## The problem
From the entries below, copy out every line with "Почетного" in it.
··· Supplied material ···
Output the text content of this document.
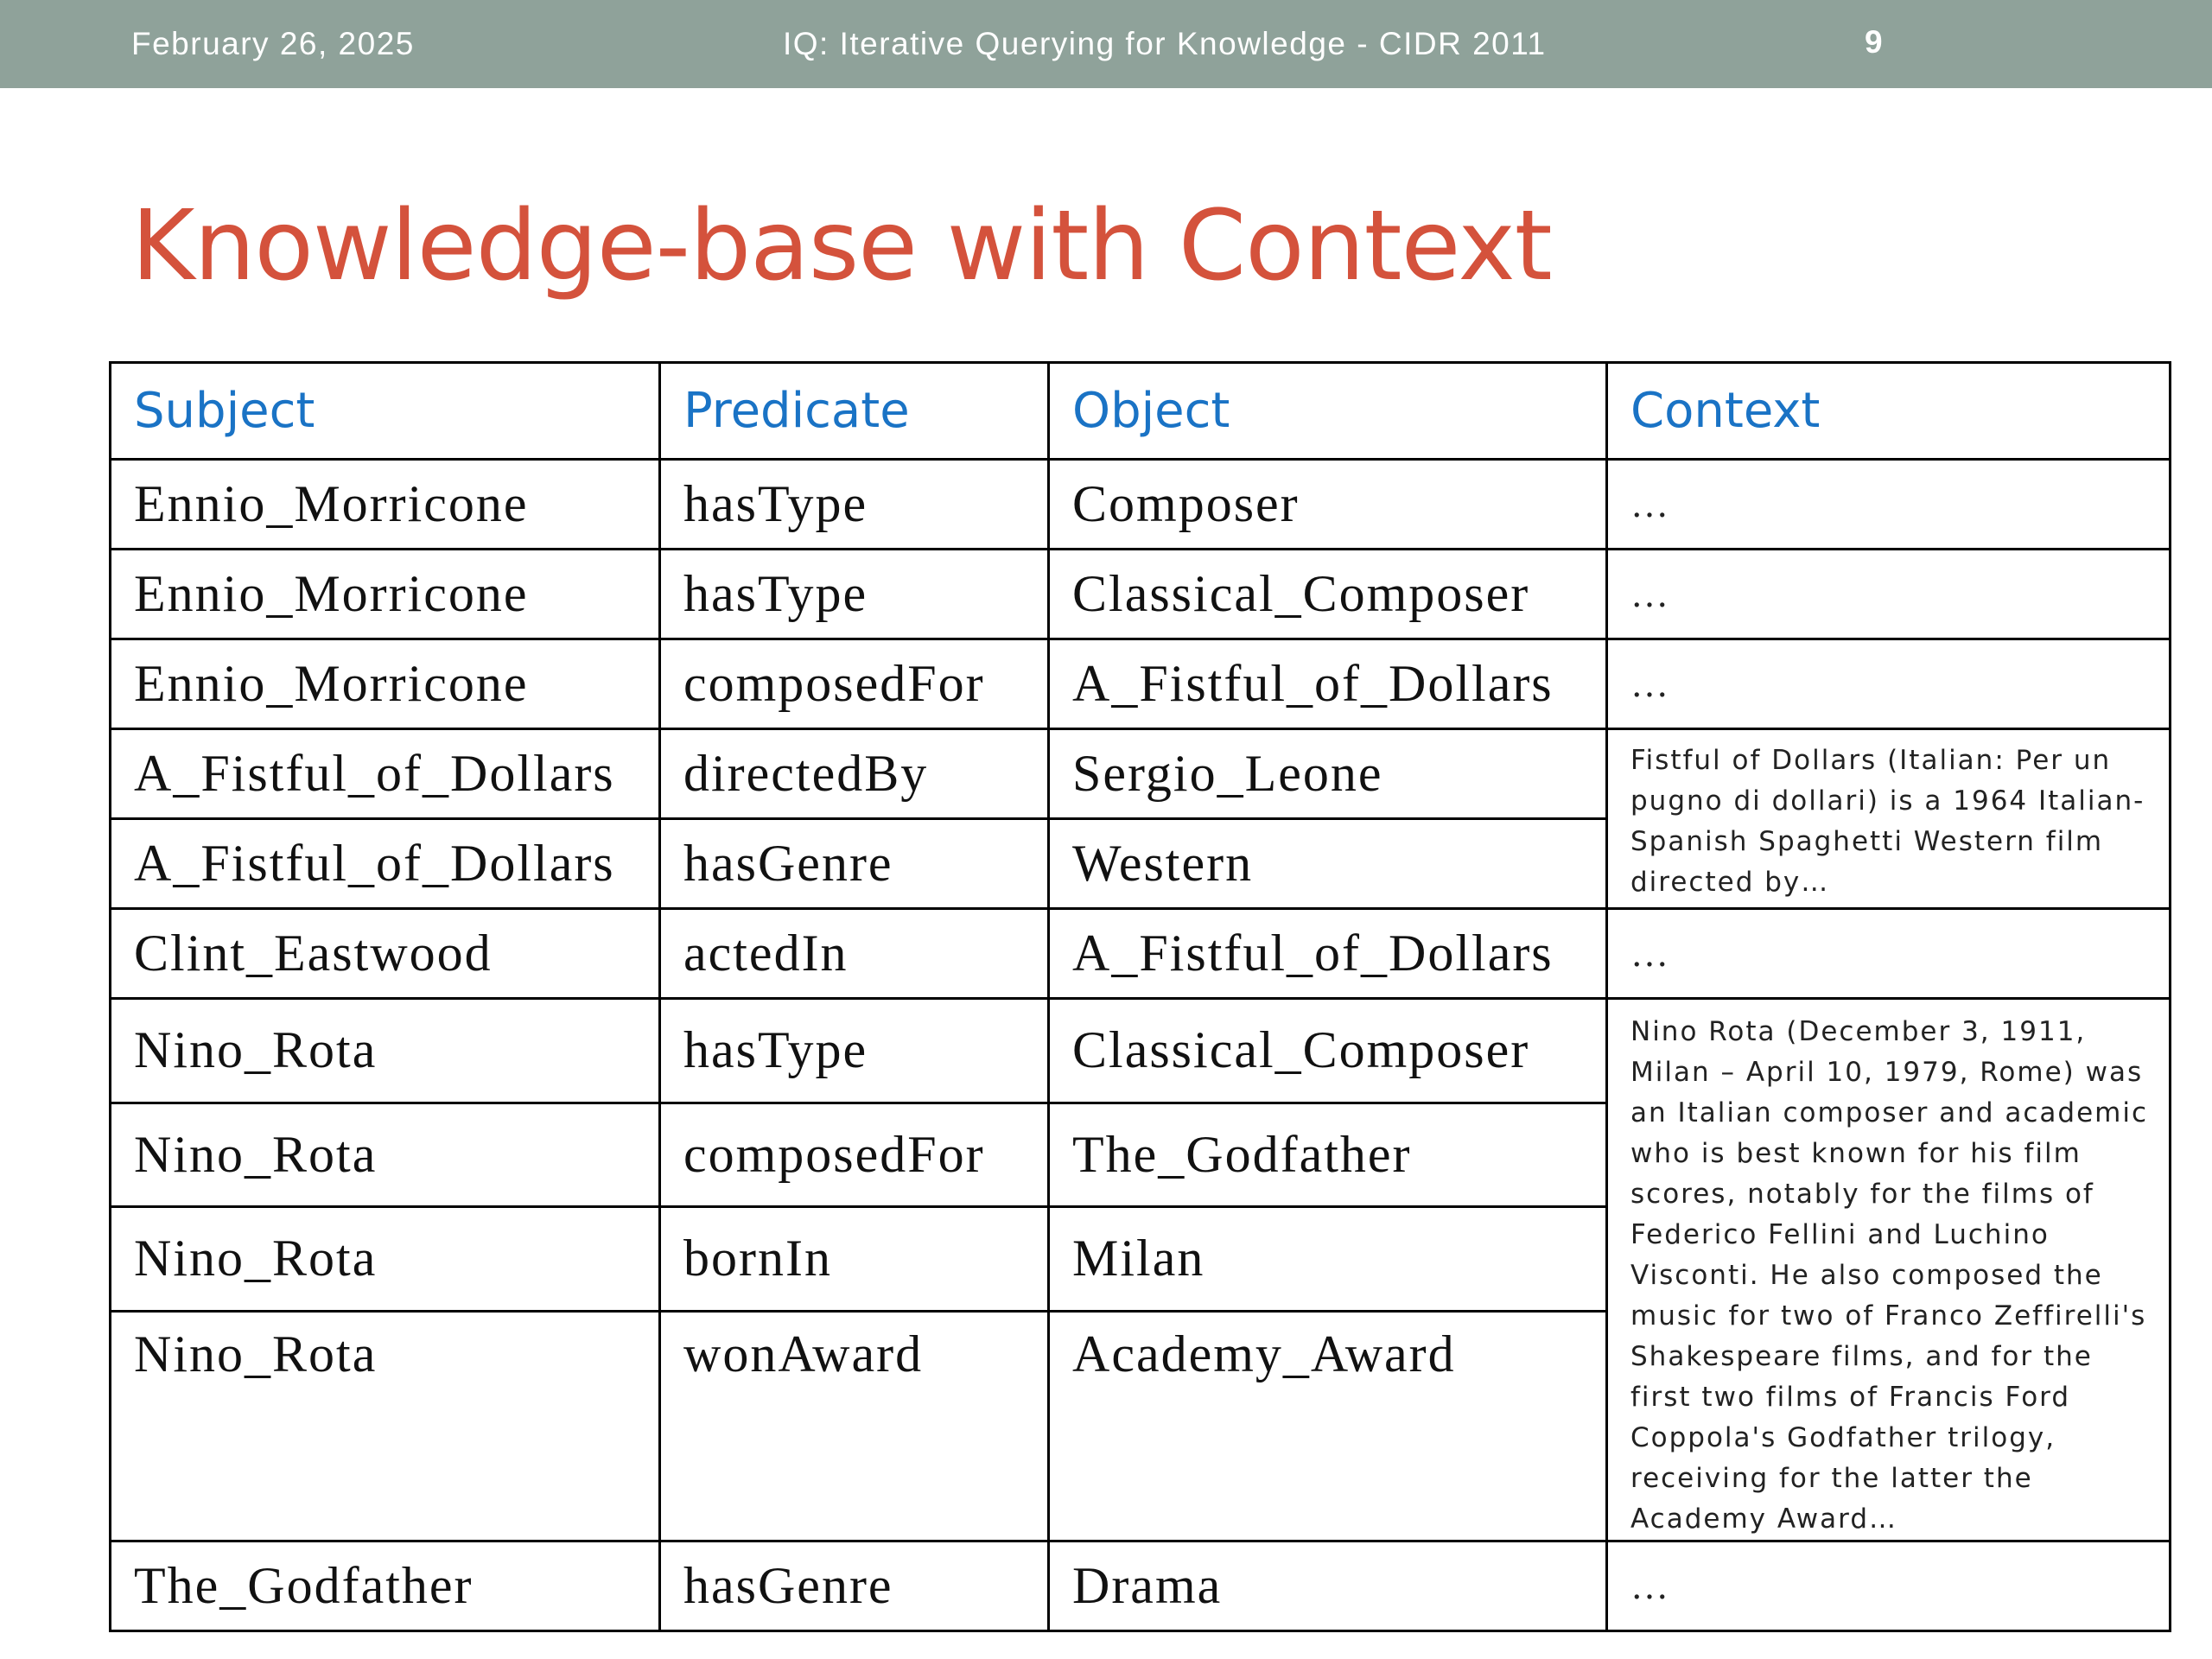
February 26, 2025	IQ: Iterative Querying for Knowledge - CIDR 2011	9
Knowledge-base with Context
Subject	Predicate	Object	Context
Ennio_Morricone	hasType	Composer	…
Ennio_Morricone	hasType	Classical_Composer	…
Ennio_Morricone	composedFor	A_Fistful_of_Dollars	…
A_Fistful_of_Dollars	directedBy	Sergio_Leone	Fistful of Dollars (Italian: Per un pugno di dollari) is a 1964 Italian-Spanish Spaghetti Western film directed by…
A_Fistful_of_Dollars	hasGenre	Western	
Clint_Eastwood	actedIn	A_Fistful_of_Dollars	…
Nino_Rota	hasType	Classical_Composer	Nino Rota (December 3, 1911, Milan – April 10, 1979, Rome) was an Italian composer and academic who is best known for his film scores, notably for the films of Federico Fellini and Luchino Visconti. He also composed the music for two of Franco Zeffirelli's Shakespeare films, and for the first two films of Francis Ford Coppola's Godfather trilogy, receiving for the latter the Academy Award…
Nino_Rota	composedFor	The_Godfather	
Nino_Rota	bornIn	Milan	
Nino_Rota	wonAward	Academy_Award	
The_Godfather	hasGenre	Drama	…
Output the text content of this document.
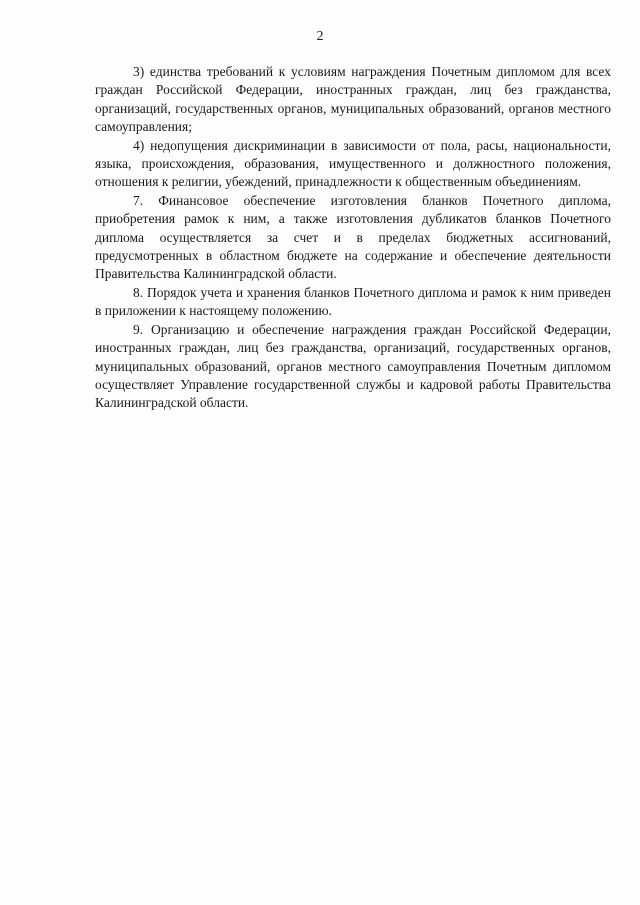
2

3) единства требований к условиям награждения Почетным дипломом для всех граждан Российской Федерации, иностранных граждан, лиц без гражданства, организаций, государственных органов, муниципальных образований, органов местного самоуправления;

4) недопущения дискриминации в зависимости от пола, расы, национальности, языка, происхождения, образования, имущественного и должностного положения, отношения к религии, убеждений, принадлежности к общественным объединениям.

7. Финансовое обеспечение изготовления бланков Почетного диплома, приобретения рамок к ним, а также изготовления дубликатов бланков Почетного диплома осуществляется за счет и в пределах бюджетных ассигнований, предусмотренных в областном бюджете на содержание и обеспечение деятельности Правительства Калининградской области.

8. Порядок учета и хранения бланков Почетного диплома и рамок к ним приведен в приложении к настоящему положению.

9. Организацию и обеспечение награждения граждан Российской Федерации, иностранных граждан, лиц без гражданства, организаций, государственных органов, муниципальных образований, органов местного самоуправления Почетным дипломом осуществляет Управление государственной службы и кадровой работы Правительства Калининградской области.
···
## The answer
7. Финансовое обеспечение изготовления бланков Почетного диплома, приобретения рамок к ним, а также изготовления дубликатов бланков Почетного диплома осуществляется за счет и в пределах бюджетных ассигнований, предусмотренных в областном бюджете на содержание и обеспечение деятельности Правительства Калининградской области.
8. Порядок учета и хранения бланков Почетного диплома и рамок к ним приведен в приложении к настоящему положению.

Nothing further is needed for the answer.